Data records
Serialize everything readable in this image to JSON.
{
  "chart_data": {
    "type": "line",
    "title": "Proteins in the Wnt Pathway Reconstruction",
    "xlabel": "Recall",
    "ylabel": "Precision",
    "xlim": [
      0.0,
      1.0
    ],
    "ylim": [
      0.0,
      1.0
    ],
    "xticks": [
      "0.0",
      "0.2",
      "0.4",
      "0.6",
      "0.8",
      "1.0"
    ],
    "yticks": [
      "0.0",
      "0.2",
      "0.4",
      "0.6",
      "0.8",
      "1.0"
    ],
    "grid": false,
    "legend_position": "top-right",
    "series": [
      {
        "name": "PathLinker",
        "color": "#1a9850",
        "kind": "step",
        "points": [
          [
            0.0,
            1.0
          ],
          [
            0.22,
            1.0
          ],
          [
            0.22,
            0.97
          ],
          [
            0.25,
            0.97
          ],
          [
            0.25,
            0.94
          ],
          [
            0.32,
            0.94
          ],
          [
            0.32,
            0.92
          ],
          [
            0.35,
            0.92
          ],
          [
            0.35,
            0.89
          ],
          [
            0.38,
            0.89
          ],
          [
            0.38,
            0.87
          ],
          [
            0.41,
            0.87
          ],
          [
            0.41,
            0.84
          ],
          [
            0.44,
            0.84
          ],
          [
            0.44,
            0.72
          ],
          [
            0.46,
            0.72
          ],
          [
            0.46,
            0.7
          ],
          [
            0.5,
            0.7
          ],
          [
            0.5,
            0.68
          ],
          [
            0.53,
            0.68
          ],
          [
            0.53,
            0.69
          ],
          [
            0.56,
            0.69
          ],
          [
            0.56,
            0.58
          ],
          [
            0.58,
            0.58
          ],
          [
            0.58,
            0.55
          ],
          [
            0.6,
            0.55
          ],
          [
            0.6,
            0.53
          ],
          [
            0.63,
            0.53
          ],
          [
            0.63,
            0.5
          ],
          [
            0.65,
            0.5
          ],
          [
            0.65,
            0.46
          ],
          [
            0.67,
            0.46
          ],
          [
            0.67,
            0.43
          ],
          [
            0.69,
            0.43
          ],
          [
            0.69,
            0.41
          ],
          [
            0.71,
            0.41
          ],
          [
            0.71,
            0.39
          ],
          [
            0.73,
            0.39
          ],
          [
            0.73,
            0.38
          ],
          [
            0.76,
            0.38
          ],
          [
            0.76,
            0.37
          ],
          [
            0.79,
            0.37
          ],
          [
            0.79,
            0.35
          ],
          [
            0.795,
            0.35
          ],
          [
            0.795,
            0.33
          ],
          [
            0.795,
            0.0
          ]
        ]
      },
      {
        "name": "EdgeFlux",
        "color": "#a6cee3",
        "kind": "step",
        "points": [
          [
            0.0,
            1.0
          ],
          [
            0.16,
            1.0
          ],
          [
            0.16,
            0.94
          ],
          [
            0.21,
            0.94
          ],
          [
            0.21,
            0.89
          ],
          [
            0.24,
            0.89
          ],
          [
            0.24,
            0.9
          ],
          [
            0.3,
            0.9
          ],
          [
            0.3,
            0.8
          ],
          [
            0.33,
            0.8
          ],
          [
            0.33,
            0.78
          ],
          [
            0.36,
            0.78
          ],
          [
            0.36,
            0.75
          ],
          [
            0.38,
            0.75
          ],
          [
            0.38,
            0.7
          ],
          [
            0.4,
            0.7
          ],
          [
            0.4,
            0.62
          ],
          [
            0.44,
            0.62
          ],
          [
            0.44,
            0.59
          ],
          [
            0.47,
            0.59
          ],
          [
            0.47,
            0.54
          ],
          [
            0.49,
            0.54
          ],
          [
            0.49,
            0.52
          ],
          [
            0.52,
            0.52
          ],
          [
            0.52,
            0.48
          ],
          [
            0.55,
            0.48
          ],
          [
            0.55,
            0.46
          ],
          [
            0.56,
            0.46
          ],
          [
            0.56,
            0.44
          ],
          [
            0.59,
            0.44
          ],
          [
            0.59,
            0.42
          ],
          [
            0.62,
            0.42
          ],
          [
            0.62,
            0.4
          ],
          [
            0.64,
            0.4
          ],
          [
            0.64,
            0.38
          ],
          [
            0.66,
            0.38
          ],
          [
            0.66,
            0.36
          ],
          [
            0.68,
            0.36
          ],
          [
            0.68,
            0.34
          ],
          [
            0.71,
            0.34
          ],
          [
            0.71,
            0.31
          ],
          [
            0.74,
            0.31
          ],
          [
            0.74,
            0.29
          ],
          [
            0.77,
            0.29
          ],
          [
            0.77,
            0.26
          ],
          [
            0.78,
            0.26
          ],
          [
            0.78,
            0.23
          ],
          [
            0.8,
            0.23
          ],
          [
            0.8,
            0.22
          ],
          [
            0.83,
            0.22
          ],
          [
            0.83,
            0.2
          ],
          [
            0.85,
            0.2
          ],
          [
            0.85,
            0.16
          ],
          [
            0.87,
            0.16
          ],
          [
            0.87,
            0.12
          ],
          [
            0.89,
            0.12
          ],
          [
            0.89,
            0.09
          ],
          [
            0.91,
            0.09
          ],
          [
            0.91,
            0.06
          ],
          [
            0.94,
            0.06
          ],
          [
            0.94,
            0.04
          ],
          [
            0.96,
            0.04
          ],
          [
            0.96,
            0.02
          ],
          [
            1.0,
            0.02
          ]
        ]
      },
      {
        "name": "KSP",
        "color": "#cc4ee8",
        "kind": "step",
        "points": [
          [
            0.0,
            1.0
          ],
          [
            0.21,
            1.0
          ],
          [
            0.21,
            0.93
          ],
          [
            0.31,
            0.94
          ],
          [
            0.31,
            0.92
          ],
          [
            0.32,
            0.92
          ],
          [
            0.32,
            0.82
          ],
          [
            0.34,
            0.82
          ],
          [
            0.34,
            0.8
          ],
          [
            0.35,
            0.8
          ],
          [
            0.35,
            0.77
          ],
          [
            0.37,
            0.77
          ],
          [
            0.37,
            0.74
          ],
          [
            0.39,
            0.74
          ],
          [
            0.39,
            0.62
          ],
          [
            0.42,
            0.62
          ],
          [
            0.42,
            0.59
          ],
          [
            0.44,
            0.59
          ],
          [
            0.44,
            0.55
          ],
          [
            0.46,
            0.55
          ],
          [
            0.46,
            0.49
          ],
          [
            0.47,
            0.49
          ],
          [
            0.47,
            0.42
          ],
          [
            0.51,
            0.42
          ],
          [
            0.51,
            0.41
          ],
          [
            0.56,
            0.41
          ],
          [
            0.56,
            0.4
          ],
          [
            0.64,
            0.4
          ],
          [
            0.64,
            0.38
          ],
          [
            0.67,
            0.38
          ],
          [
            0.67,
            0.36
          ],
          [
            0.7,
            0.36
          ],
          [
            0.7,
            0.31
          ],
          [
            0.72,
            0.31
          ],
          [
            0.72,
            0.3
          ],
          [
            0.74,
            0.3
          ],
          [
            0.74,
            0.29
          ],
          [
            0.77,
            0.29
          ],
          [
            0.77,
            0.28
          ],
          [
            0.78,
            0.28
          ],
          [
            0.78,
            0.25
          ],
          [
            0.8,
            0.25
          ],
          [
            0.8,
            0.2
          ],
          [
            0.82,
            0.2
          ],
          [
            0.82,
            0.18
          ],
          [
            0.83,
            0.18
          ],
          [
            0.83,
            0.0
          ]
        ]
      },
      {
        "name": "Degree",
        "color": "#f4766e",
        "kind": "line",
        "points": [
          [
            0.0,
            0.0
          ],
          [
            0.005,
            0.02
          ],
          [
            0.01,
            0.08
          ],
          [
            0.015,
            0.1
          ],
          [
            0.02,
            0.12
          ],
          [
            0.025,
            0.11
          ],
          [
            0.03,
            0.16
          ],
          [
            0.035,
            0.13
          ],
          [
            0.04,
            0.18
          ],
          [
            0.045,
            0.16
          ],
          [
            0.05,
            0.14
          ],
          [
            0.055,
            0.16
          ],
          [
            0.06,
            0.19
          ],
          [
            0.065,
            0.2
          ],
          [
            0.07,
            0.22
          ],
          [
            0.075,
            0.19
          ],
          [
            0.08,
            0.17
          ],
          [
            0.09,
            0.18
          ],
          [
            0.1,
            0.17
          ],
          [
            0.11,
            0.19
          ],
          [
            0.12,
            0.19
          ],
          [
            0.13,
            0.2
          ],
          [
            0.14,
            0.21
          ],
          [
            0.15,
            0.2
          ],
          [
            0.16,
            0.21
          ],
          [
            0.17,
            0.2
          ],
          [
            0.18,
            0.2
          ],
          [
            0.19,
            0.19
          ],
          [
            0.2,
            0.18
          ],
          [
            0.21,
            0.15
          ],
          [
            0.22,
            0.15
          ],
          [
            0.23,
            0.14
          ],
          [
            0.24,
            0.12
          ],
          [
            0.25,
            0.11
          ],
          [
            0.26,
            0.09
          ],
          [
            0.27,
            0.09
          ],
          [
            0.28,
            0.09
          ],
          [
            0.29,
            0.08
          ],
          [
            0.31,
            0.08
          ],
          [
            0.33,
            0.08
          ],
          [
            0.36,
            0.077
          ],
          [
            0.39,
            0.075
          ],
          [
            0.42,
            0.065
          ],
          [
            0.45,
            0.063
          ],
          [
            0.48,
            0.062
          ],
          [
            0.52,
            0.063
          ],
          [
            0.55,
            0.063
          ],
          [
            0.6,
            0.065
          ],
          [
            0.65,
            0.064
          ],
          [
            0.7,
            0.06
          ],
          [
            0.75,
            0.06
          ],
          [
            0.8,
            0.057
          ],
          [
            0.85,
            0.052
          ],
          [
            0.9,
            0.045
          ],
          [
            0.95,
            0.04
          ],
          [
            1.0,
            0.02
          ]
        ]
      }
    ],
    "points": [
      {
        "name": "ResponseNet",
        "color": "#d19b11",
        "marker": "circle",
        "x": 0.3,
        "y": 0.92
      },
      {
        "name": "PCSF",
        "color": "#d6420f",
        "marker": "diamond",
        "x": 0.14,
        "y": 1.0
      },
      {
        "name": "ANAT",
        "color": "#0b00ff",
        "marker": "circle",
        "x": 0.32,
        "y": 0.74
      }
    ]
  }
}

— WHAT YOU HAVE TO DO —
Locate the word "color" in the records above, and return each line that has it.

— ANSWER TO THIS TASK —
        "color": "#1a9850",
        "color": "#a6cee3",
        "color": "#cc4ee8",
        "color": "#f4766e",
        "color": "#d19b11",
        "color": "#d6420f",
        "color": "#0b00ff",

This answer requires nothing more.